2 Replies Latest reply on Jun 23, 2014 9:25 AM by bigman921

    How Does a human task know who I am?

    bigman921

      I've gotten SSO working with the JBPM 6.0.1 demo and am trying to get a better understanding of the authorization model.  From the workbench, everything works great.  JBPM and JBoss are configured with a custom login module/valve combination that provides JBPM with the user's login and roles.  This is done currently without any kind of persistent storage (ie there's no LDAP directory storing the information that JBoss is reading from).  Everything is done purely through the login module and the roles returned by the login module for the user.

       

      Here's my question: How does JBPM *know* i'm a member of the group assigned to the task?  If I'm using the console it makes sense that its calling request.isUserInRoles() but what about web services?  How does it know?  Does the web service do the same thing, meaning that an iteration must be called with the context of the user acting on the web service? 

       

      In doing my research I haven't found much in the way of explaining how this is done.  In the 5.x world it seems there was a concept of a UserGroupCallback that would look users and their roles up but there isn't much documentation on this in 6.x.  I see there's a org.kie.api.task.UserGroupCallback interface and when I do a grep for UserGroup callback in the jbpm-console.war I find a JBossImpl that looks at the default property files but theres no mention of an LDAP implementation or how to configure this.

* * * * * * * * *

Assignment A:
In the forum post, which JBPM version's demo has SSO working?
Assignment B:
Please echo the forum post word for word, from "2 Replies Latest" to "for the user.".
The material has no role in this work.

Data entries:
* * * * * * * * *

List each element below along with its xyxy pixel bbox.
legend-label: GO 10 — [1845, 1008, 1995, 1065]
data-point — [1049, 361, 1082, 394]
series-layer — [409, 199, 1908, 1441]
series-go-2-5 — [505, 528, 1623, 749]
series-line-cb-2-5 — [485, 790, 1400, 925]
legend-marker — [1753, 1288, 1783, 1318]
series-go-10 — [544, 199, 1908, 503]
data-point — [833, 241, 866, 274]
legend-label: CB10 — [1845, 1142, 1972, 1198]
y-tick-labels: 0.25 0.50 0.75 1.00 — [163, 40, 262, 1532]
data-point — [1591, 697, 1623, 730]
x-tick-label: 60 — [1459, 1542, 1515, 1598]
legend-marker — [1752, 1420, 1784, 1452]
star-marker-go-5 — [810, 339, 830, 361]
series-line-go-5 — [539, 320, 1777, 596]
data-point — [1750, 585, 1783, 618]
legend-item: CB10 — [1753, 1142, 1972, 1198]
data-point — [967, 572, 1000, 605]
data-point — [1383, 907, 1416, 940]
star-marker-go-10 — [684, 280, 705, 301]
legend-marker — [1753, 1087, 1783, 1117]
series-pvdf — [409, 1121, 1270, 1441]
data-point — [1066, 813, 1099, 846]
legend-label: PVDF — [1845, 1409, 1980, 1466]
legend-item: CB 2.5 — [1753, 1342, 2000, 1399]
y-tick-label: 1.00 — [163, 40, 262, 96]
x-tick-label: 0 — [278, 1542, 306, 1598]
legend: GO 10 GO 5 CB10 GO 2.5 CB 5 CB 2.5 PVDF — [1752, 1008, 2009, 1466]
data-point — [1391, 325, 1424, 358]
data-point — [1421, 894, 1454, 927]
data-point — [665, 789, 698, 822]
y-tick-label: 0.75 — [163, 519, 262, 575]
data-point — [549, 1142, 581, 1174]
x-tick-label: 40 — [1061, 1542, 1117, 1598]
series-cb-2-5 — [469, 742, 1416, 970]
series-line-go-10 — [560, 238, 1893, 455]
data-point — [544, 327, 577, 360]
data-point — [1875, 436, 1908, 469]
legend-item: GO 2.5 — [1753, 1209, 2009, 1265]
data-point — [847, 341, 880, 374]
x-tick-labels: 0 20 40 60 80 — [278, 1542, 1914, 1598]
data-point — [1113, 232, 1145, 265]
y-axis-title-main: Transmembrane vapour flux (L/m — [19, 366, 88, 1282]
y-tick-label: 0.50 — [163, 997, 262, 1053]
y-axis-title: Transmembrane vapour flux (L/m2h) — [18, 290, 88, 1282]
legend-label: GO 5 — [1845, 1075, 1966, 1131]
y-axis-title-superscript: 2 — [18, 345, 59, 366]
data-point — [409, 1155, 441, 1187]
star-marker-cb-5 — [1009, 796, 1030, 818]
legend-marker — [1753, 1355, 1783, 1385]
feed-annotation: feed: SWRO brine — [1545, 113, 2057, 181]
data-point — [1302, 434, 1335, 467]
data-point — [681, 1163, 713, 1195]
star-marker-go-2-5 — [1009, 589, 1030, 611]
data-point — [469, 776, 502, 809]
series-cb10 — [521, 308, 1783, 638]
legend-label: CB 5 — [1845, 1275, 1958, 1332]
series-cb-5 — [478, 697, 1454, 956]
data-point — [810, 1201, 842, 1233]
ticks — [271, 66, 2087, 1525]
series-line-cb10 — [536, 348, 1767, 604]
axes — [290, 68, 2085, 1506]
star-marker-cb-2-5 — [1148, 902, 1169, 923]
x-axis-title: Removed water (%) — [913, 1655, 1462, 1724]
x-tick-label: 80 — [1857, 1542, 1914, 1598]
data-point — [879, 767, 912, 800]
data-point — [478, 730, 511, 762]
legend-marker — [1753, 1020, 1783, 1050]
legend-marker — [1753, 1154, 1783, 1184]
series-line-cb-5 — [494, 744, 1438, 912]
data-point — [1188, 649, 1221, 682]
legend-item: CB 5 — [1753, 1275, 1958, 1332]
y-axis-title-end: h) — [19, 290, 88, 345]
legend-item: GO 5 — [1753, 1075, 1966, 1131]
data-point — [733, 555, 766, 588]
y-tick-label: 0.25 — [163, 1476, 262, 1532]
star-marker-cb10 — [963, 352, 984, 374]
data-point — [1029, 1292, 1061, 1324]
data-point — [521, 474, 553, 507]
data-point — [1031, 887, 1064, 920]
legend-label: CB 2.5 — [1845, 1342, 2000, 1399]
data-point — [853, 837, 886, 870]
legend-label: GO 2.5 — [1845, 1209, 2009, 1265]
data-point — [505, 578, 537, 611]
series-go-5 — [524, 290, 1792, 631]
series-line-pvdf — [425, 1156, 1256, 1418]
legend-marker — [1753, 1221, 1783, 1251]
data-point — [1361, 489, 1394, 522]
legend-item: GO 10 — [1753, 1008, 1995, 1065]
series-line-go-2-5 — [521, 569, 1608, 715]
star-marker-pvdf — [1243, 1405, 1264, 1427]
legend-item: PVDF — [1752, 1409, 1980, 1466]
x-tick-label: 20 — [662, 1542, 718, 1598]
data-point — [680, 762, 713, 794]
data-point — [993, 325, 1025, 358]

* * * * * * * * *

Answer box A:
JBPM 6.0.1

Answer box B:
2 Replies Latest reply on Jun 23, 2014 9:25 AM by bigman921

    How Does a human task know who I am?

    bigman921

      I've gotten SSO working with the JBPM 6.0.1 demo and am trying to get a better understanding of the authorization model.  From the workbench, everything works great.  JBPM and JBoss are configured with a custom login module/valve combination that provides JBPM with the user's login and roles.  This is done currently without any kind of persistent storage (ie there's no LDAP directory storing the information that JBoss is reading from).  Everything is done purely through the login module and the roles returned by the login module for the user.